Objective:
Identify the lines holding "sugar" and copy them.

Recorded data:
::::::::
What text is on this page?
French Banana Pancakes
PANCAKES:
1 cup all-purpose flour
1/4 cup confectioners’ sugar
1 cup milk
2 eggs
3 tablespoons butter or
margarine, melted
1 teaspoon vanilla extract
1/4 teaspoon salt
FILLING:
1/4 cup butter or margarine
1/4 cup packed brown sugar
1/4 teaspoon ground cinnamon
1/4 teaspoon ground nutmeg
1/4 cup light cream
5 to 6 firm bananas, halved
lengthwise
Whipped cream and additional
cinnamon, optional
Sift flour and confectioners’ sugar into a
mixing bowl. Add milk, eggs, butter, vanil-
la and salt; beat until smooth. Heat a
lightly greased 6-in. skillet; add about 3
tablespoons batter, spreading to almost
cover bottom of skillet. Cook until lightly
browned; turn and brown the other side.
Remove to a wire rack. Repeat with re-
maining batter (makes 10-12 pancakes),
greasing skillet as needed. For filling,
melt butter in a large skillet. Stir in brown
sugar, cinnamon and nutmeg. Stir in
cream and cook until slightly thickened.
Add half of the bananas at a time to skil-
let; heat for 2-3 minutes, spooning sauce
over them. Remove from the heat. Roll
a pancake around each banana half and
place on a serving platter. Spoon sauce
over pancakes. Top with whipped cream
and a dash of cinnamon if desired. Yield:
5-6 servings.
::::::::
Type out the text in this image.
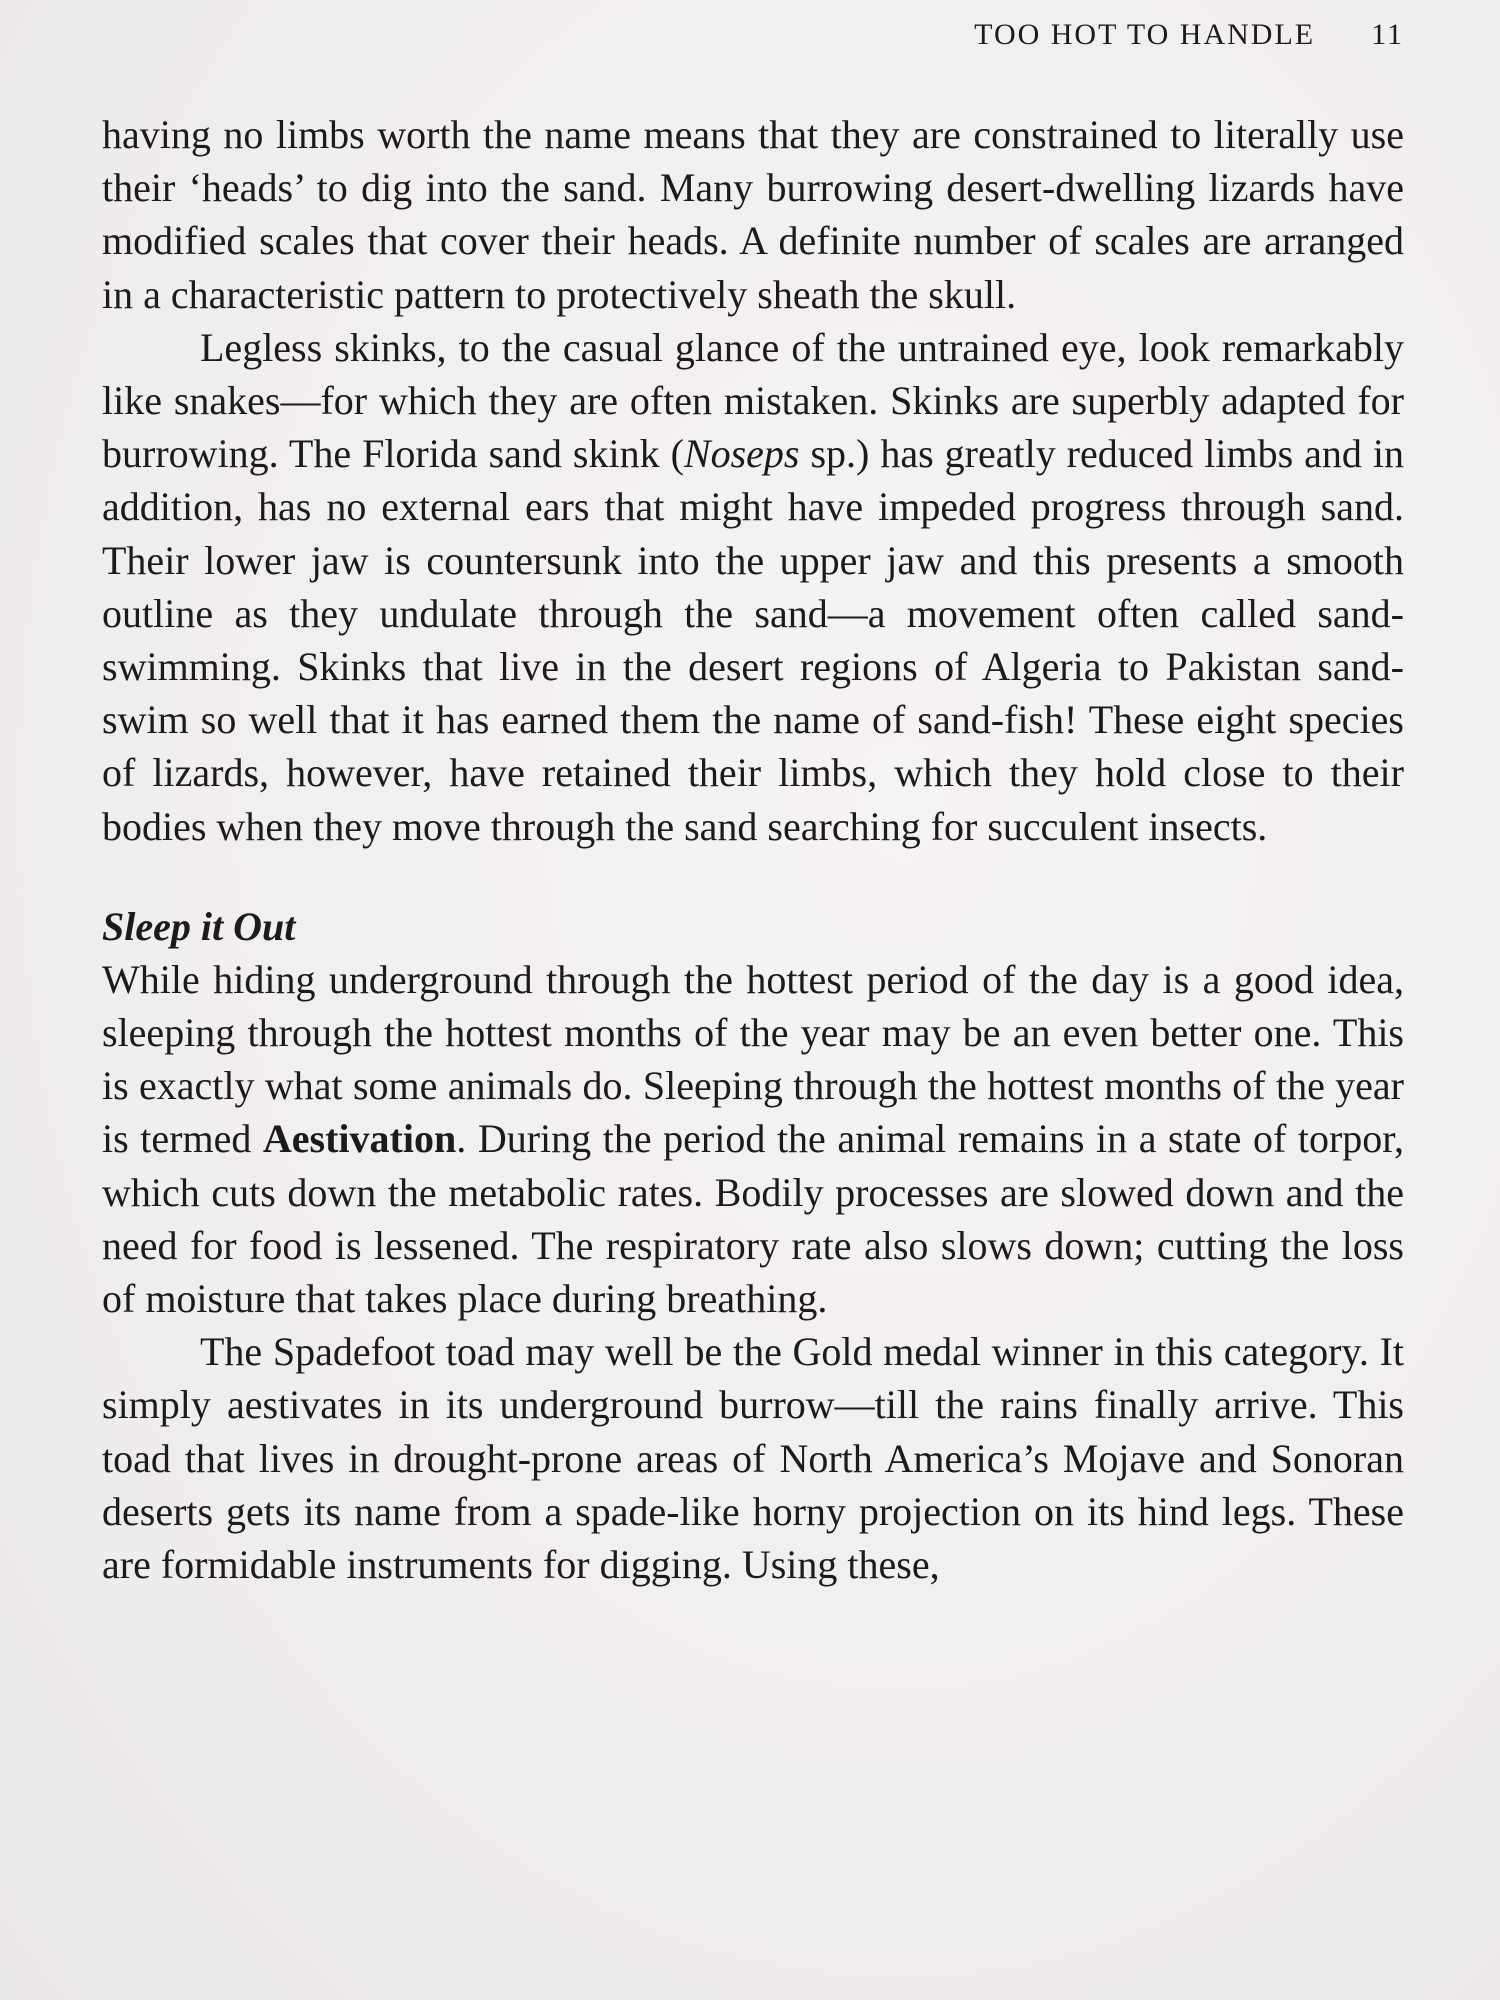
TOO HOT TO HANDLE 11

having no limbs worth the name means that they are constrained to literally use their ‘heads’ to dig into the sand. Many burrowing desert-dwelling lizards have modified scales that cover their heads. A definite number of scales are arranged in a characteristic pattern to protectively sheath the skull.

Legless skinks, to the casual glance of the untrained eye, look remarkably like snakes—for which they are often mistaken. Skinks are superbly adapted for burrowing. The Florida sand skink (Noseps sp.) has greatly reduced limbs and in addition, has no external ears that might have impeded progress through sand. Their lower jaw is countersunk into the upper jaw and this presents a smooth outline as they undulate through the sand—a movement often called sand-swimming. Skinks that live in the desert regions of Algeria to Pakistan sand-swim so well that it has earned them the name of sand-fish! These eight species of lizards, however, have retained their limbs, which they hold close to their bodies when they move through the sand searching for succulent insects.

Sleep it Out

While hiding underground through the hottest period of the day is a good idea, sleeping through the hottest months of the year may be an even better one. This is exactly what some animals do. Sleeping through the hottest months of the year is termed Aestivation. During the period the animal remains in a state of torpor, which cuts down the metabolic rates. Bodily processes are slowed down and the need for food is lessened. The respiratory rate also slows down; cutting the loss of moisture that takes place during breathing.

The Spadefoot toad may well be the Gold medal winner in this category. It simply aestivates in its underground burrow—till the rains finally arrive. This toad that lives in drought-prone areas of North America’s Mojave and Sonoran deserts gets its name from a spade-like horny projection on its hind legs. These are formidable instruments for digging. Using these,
::::::::
Right answer:
1/4 cup confectioners’ sugar
1/4 cup packed brown sugar
Sift flour and confectioners’ sugar into a
sugar, cinnamon and nutmeg. Stir in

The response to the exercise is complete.